EXERCISE BRIEF
Return all of the entries word for word, but omit the pictures they contain.

::: INPUT DATA :::

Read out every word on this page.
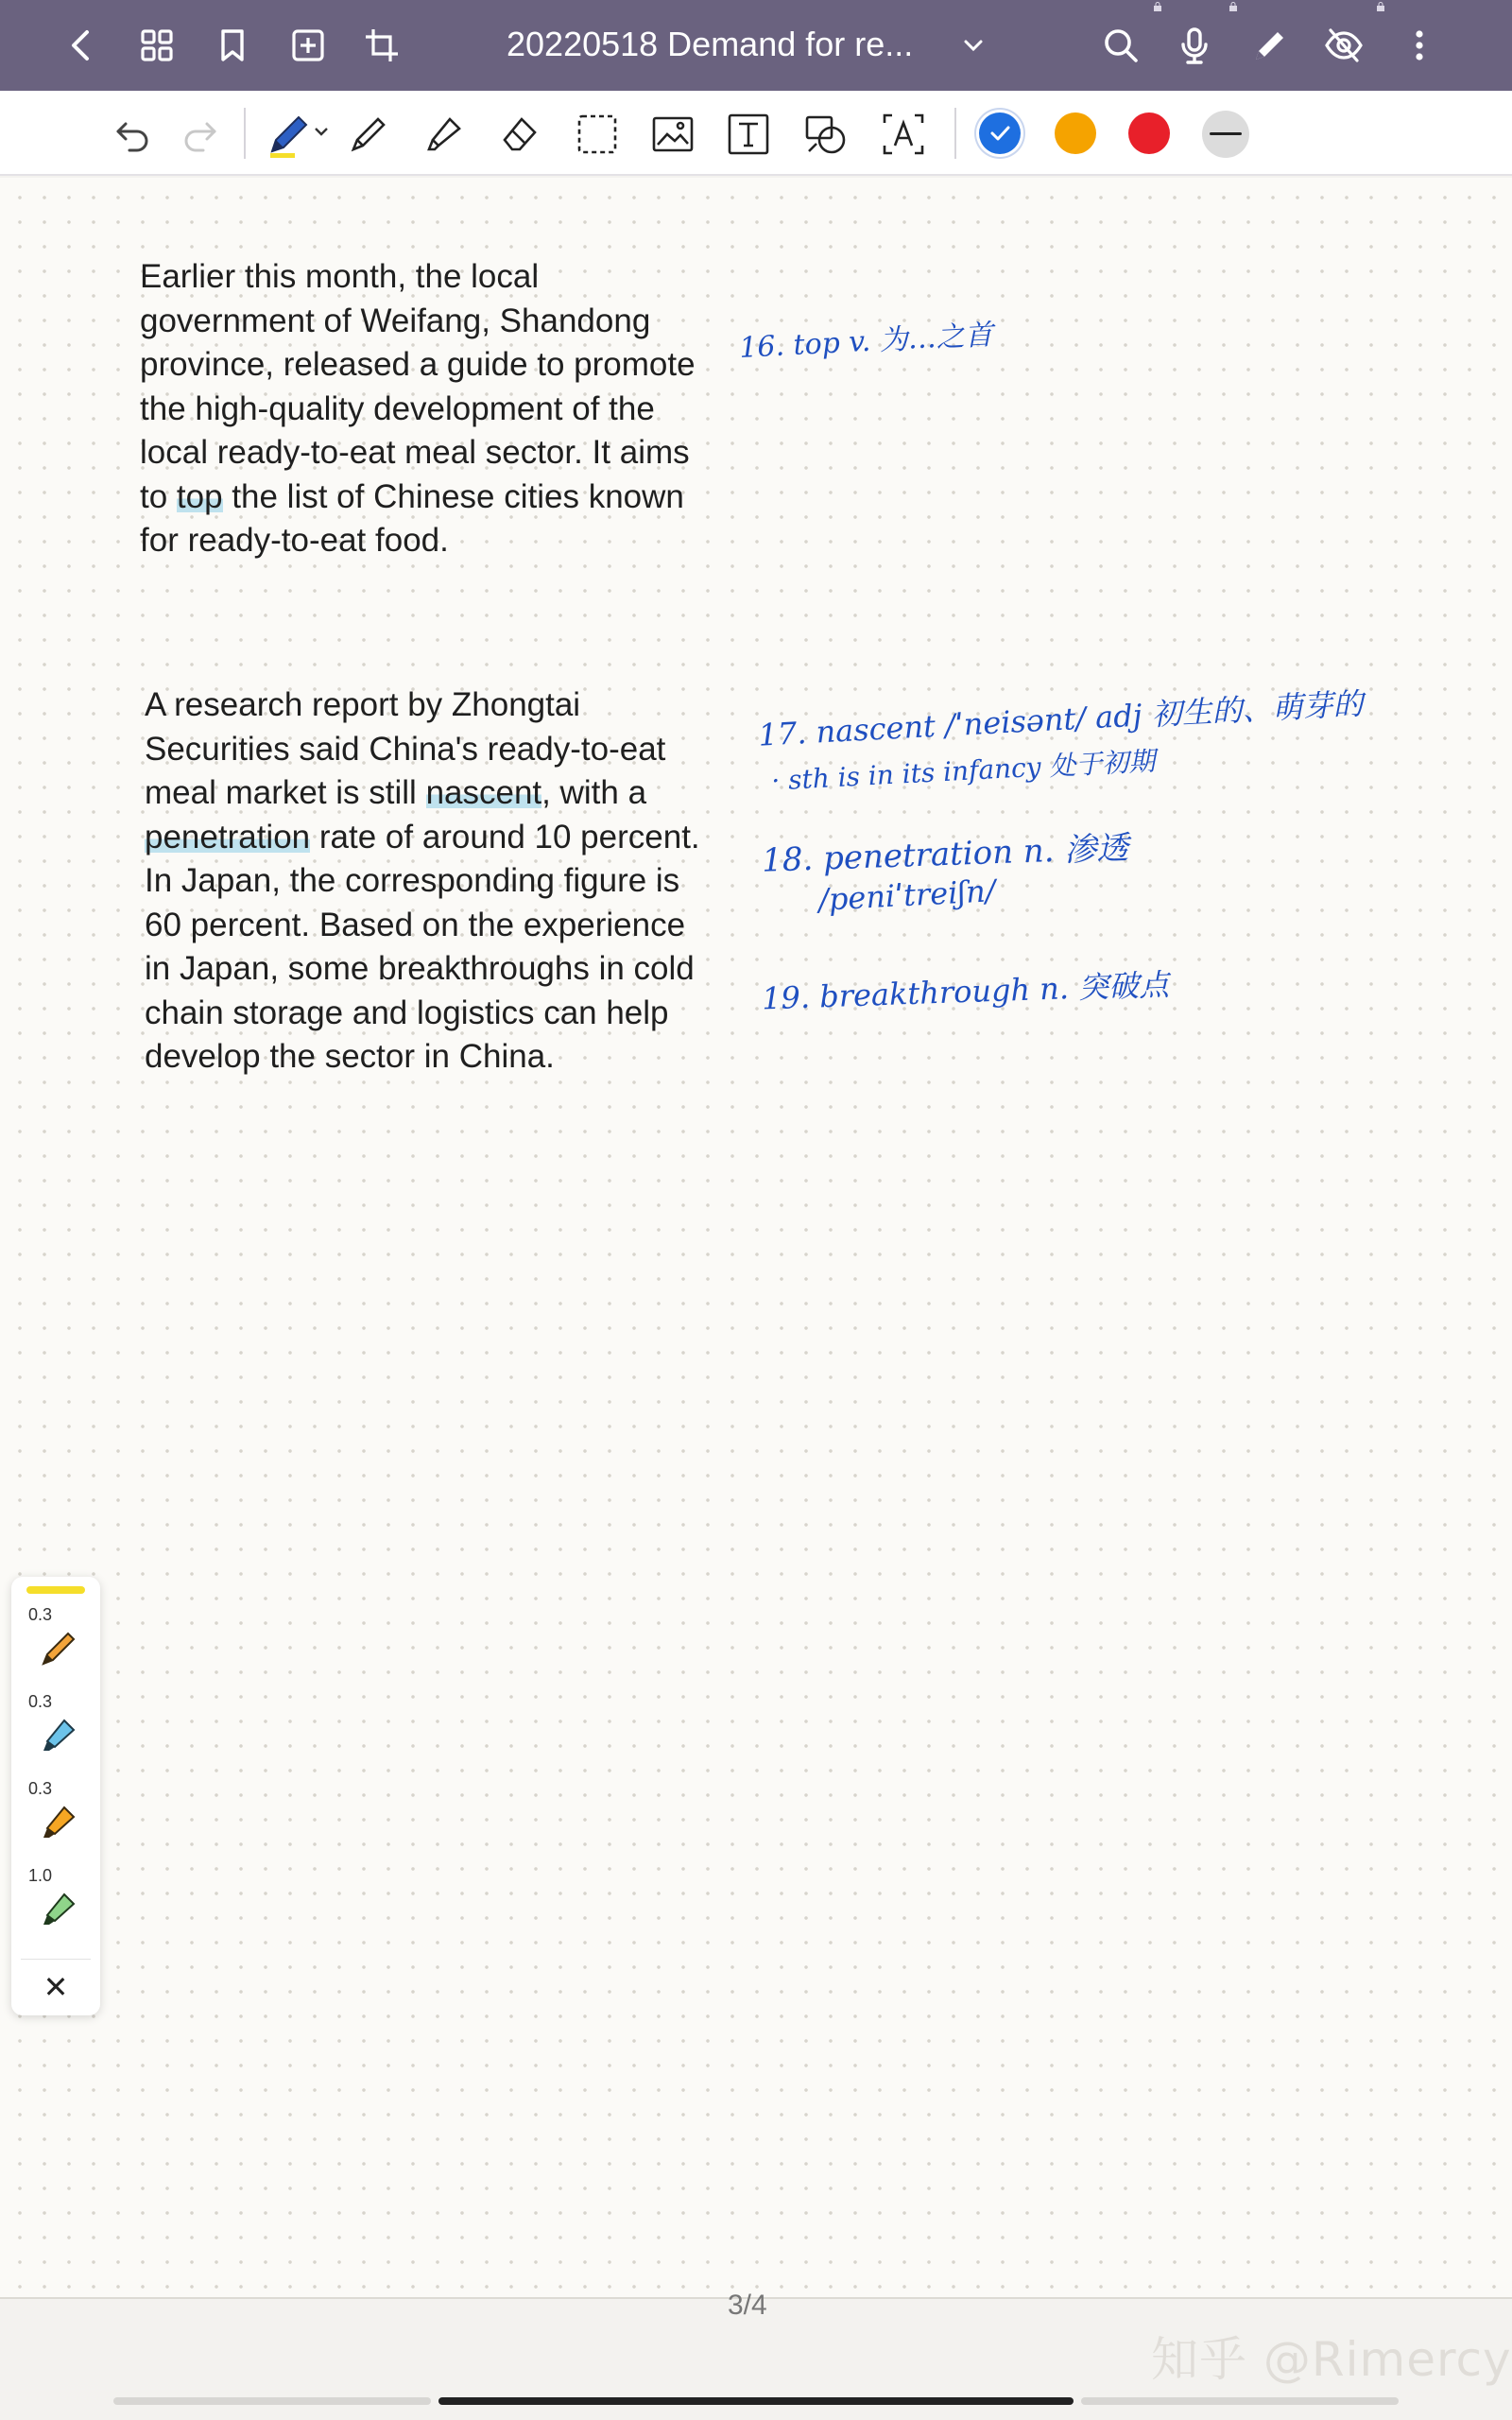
20220518 Demand for re...
Earlier this month, the local government of Weifang, Shandong province, released a guide to promote the high-quality development of the local ready-to-eat meal sector. It aims to top the list of Chinese cities known for ready-to-eat food.
A research report by Zhongtai Securities said China's ready-to-eat meal market is still nascent, with a penetration rate of around 10 percent. In Japan, the corresponding figure is 60 percent. Based on the experience in Japan, some breakthroughs in cold chain storage and logistics can help develop the sector in China.
16. top v. 为…之首
17. nascent /ˈneisənt/ adj 初生的、萌芽的
· sth is in its infancy 处于初期
18. penetration n. 渗透
/peniˈtreiʃn/
19. breakthrough n. 突破点
0.3
0.3
0.3
1.0
✕
3/4
知乎 @Rimercy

:::

EXPECTED OUTPUT
Read out every word on this page.
20220518 Demand for re...
Earlier this month, the local government of Weifang, Shandong province, released a guide to promote the high-quality development of the local ready-to-eat meal sector. It aims to top the list of Chinese cities known for ready-to-eat food.
A research report by Zhongtai Securities said China's ready-to-eat meal market is still nascent, with a penetration rate of around 10 percent. In Japan, the corresponding figure is 60 percent. Based on the experience in Japan, some breakthroughs in cold chain storage and logistics can help develop the sector in China.
16. top v. 为…之首
17. nascent /ˈneisənt/ adj 初生的、萌芽的
· sth is in its infancy 处于初期
18. penetration n. 渗透
/peniˈtreiʃn/
19. breakthrough n. 突破点
0.3
0.3
0.3
1.0
✕
3/4
知乎 @Rimercy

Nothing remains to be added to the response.